* _WHAT YOU WILL DO_: Search the material for the string "Thurs", then return every line where it is found.

* _SUPPLIED RECORDS_:

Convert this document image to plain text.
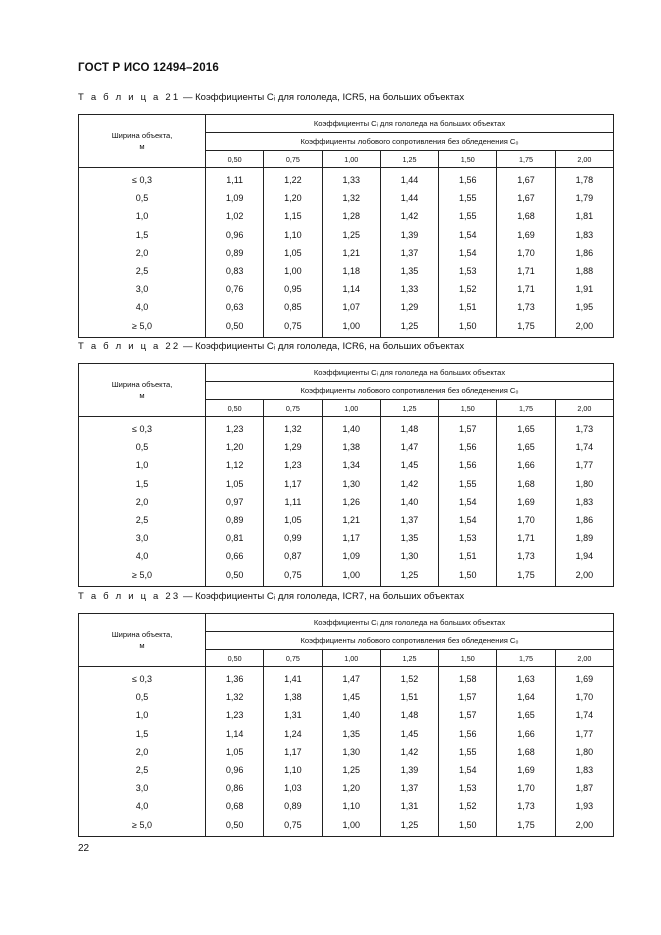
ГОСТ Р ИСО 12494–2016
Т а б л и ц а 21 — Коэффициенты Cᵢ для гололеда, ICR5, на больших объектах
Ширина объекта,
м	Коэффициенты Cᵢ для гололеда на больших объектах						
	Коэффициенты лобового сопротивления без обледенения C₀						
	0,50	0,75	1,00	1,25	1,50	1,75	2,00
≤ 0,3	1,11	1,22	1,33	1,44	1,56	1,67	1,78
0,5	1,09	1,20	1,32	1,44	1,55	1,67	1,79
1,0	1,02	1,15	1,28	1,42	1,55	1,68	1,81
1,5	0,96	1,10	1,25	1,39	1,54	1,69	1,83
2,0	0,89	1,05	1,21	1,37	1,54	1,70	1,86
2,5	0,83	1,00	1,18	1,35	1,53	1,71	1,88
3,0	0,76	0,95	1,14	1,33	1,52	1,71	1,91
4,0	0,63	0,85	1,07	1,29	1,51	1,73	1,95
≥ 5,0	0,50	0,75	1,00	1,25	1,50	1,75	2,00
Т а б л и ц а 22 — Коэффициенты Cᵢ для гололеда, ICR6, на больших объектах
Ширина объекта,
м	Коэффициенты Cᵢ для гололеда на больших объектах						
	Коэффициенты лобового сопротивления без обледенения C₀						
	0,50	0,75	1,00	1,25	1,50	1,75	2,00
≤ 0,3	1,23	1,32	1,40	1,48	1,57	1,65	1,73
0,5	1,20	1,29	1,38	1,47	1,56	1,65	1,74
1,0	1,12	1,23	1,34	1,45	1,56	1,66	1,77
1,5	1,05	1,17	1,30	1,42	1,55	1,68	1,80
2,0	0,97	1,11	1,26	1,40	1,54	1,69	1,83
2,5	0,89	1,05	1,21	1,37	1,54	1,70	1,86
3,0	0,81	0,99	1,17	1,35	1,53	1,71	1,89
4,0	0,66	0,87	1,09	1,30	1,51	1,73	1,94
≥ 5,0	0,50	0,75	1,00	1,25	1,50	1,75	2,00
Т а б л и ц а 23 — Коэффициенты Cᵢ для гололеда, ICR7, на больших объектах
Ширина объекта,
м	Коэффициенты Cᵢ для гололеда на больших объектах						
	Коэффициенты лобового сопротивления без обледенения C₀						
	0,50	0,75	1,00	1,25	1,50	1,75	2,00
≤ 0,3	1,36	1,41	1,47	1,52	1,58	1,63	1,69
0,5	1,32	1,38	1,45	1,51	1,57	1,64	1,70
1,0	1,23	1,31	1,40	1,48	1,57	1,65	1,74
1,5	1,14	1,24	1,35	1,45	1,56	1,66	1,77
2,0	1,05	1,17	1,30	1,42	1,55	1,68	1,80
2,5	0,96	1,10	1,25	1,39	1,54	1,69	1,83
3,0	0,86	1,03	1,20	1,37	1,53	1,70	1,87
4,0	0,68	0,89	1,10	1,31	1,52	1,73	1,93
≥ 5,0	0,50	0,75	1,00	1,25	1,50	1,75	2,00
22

---

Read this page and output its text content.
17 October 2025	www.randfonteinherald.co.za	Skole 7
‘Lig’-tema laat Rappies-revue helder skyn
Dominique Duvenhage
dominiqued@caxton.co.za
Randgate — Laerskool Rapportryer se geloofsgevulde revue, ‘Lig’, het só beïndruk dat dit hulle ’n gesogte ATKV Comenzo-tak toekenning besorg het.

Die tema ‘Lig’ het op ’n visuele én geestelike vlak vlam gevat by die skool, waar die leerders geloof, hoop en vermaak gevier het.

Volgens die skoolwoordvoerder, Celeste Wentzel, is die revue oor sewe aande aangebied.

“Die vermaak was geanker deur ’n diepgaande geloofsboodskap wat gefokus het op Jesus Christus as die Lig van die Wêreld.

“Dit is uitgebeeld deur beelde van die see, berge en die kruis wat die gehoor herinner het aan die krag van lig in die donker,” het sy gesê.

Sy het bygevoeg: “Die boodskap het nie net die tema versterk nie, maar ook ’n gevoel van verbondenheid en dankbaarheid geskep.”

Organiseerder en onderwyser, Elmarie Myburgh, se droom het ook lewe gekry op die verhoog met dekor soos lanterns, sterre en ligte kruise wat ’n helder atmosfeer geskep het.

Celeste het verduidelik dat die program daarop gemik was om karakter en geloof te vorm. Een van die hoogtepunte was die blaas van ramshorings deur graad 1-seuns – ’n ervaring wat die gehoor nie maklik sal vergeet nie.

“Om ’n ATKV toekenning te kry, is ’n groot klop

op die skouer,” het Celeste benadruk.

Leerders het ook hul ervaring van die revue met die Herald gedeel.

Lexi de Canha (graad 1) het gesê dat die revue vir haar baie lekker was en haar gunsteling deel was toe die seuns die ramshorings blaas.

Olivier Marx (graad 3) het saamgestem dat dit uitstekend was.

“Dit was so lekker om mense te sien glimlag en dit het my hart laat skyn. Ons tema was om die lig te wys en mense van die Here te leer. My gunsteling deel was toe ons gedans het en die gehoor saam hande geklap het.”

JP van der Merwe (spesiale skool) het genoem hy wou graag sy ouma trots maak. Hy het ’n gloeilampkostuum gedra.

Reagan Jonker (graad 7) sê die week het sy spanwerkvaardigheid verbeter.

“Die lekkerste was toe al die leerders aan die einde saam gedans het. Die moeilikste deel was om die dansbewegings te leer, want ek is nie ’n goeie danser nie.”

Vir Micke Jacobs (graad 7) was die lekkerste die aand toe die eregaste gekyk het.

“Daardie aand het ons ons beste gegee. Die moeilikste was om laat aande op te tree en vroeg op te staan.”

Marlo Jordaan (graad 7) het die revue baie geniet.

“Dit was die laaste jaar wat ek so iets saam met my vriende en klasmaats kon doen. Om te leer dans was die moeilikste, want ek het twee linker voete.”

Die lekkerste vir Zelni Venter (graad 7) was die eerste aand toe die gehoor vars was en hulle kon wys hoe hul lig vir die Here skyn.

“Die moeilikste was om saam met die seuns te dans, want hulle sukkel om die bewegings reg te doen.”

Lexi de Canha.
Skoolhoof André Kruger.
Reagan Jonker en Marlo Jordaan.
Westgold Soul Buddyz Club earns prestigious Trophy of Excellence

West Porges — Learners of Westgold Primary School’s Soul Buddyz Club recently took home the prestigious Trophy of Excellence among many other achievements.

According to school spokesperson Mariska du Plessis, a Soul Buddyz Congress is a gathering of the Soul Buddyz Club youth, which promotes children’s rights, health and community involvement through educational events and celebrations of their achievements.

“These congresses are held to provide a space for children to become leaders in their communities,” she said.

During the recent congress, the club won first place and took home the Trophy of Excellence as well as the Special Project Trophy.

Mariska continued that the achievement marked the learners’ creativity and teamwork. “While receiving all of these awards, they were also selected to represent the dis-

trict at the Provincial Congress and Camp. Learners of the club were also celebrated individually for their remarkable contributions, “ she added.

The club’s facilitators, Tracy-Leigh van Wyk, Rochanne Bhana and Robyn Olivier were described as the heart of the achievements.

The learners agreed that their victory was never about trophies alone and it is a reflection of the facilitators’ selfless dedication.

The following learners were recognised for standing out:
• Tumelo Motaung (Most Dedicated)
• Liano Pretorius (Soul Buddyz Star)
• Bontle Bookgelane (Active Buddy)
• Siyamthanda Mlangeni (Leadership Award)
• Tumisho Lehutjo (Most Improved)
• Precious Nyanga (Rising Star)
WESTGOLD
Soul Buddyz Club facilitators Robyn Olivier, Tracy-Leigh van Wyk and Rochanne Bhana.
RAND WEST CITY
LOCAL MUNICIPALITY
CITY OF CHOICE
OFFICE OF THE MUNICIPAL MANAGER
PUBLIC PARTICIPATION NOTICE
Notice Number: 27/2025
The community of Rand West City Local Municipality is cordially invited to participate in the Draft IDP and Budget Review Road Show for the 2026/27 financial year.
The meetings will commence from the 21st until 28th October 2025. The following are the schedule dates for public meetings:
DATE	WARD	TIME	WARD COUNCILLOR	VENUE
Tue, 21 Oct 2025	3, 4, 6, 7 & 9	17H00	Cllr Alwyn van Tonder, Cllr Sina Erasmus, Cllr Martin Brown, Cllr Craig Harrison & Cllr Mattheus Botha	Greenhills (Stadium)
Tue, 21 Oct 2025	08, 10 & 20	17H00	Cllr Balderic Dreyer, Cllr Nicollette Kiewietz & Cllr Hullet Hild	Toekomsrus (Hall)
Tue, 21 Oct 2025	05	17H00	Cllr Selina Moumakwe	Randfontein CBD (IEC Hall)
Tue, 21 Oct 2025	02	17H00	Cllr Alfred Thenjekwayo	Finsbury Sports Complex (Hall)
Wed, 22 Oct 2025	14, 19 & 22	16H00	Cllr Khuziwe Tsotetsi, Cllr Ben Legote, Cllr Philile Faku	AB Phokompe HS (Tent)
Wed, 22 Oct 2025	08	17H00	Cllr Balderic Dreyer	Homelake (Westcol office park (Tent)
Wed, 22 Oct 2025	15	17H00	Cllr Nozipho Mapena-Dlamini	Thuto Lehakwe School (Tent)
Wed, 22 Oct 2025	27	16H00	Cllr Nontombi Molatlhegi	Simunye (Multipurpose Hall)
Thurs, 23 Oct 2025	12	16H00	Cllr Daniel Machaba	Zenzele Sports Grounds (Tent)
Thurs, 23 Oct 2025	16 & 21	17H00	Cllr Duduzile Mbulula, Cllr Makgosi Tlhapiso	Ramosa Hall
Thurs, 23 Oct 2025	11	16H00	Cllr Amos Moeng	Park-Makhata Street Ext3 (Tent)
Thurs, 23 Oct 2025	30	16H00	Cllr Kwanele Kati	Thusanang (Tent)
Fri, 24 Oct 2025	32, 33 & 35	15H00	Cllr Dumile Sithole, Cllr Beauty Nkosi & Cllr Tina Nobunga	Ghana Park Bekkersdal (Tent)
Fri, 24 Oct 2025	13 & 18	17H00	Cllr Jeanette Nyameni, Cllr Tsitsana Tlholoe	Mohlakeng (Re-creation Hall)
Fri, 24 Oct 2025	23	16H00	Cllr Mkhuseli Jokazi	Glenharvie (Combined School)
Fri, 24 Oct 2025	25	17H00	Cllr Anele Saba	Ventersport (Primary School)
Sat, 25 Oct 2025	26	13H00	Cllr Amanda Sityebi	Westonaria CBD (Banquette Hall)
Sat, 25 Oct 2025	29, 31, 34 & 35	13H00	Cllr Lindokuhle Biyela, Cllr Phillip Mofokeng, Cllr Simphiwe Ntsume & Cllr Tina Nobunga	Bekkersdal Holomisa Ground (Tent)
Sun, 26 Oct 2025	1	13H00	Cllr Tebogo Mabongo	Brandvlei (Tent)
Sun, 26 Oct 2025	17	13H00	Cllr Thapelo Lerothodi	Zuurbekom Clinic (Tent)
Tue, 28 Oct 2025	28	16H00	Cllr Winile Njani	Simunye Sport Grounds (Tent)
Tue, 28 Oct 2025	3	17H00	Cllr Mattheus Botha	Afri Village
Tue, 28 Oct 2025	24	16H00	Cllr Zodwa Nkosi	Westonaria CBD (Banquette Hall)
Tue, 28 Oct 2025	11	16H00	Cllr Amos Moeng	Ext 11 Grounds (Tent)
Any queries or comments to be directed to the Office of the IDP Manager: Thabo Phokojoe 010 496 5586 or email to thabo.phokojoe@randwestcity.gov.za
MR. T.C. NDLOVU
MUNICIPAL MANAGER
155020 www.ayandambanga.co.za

* _WORKED SOLUTION_:
Thurs, 23 Oct 2025	12	16H00	Cllr Daniel Machaba	Zenzele Sports Grounds (Tent)
Thurs, 23 Oct 2025	16 & 21	17H00	Cllr Duduzile Mbulula, Cllr Makgosi Tlhapiso	Ramosa Hall
Thurs, 23 Oct 2025	11	16H00	Cllr Amos Moeng	Park-Makhata Street Ext3 (Tent)
Thurs, 23 Oct 2025	30	16H00	Cllr Kwanele Kati	Thusanang (Tent)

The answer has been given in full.